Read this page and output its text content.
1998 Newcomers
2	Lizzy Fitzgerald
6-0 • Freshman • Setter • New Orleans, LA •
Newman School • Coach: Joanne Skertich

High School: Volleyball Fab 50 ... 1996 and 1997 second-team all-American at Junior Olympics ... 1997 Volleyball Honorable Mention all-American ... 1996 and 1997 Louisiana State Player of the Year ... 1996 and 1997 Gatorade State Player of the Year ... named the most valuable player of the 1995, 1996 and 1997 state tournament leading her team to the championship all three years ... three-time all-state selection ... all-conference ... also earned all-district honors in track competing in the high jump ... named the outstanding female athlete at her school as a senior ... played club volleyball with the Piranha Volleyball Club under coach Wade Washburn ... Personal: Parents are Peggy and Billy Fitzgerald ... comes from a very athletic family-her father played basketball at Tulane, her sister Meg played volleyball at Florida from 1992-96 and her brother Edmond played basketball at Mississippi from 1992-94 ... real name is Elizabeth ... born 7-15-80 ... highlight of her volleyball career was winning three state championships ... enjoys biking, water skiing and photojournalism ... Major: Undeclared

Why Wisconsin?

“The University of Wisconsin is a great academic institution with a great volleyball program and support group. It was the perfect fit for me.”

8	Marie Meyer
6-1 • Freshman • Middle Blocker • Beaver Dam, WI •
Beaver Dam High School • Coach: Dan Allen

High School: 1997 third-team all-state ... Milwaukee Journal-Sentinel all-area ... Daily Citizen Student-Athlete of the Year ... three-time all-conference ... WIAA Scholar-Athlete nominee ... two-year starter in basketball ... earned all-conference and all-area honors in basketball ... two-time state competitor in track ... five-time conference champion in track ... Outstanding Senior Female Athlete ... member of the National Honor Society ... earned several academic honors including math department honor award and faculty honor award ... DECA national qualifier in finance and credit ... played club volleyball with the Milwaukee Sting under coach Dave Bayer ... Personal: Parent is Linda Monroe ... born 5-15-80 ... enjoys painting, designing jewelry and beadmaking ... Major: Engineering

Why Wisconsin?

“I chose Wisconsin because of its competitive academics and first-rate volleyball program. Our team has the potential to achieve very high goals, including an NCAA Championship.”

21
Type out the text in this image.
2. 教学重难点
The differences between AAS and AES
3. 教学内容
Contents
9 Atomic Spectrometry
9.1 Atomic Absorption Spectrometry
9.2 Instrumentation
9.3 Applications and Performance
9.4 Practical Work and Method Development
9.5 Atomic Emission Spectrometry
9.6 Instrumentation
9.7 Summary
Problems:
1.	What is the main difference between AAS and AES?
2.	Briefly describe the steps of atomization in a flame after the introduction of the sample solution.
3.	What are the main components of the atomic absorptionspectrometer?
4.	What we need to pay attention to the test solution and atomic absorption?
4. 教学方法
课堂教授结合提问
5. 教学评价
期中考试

What to work on: How many lines in the data contain the string "solution"? Respond with the number only.

Response: 2